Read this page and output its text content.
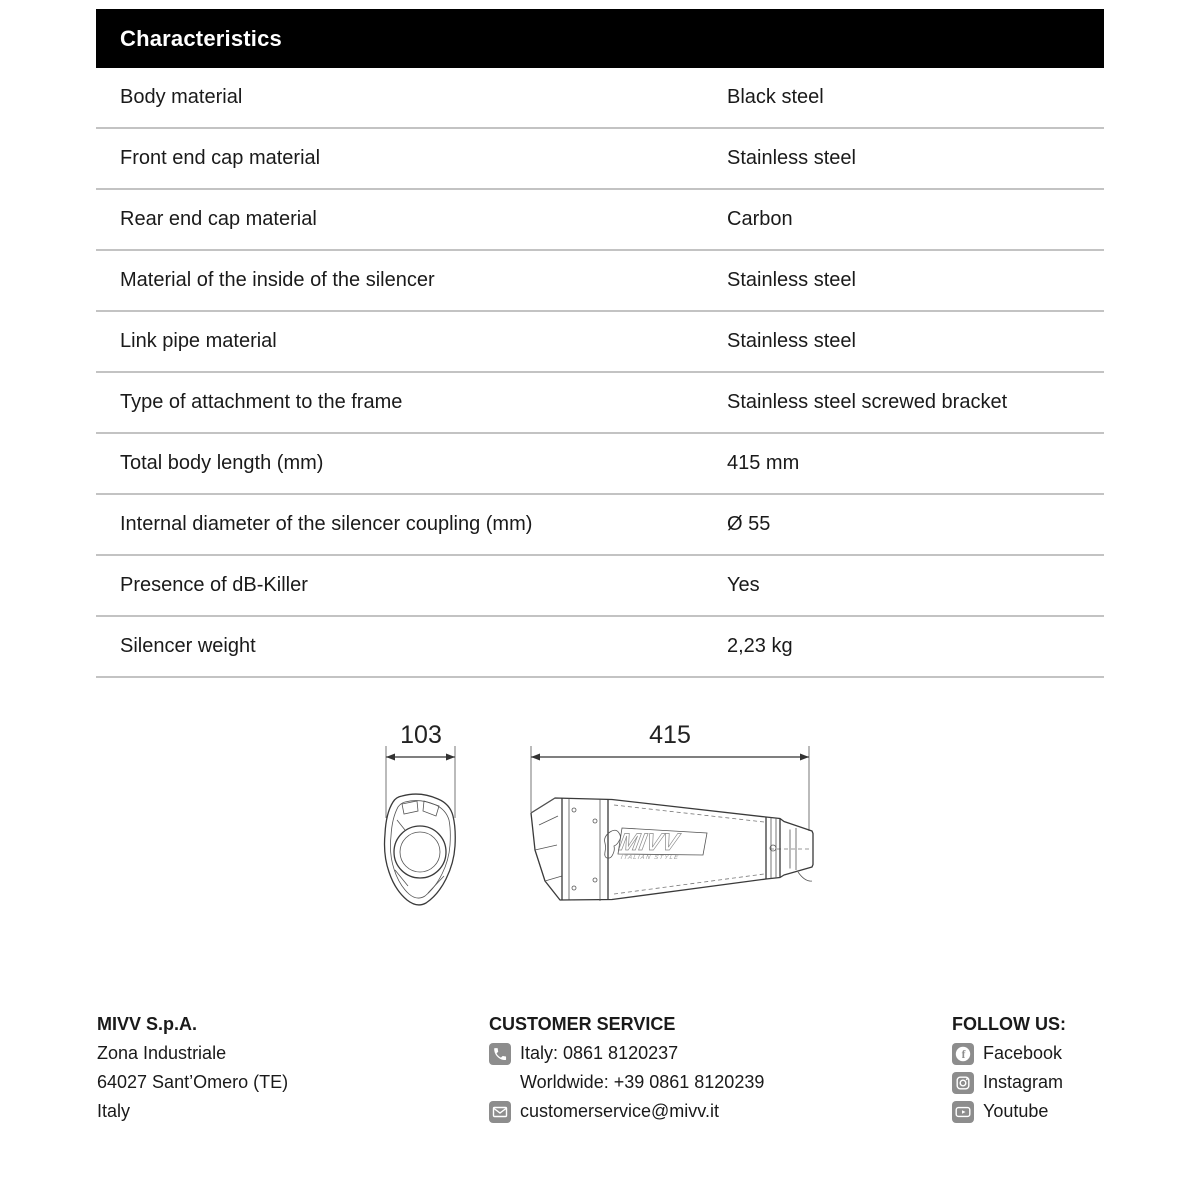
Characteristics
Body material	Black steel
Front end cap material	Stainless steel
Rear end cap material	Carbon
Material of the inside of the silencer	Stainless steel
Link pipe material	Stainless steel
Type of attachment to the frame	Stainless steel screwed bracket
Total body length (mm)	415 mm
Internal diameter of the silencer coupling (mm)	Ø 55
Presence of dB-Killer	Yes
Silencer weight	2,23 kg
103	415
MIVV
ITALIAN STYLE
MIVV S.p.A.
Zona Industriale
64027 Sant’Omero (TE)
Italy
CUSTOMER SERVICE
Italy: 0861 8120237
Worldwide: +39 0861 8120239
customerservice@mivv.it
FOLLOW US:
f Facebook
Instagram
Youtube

══════

WHAT NEEDS TO BE DONE: Each line holding "steel" must be found and copied.

ANSWER TO THIS PROBLEM:
Body material	Black steel
Front end cap material	Stainless steel
Material of the inside of the silencer	Stainless steel
Link pipe material	Stainless steel
Type of attachment to the frame	Stainless steel screwed bracket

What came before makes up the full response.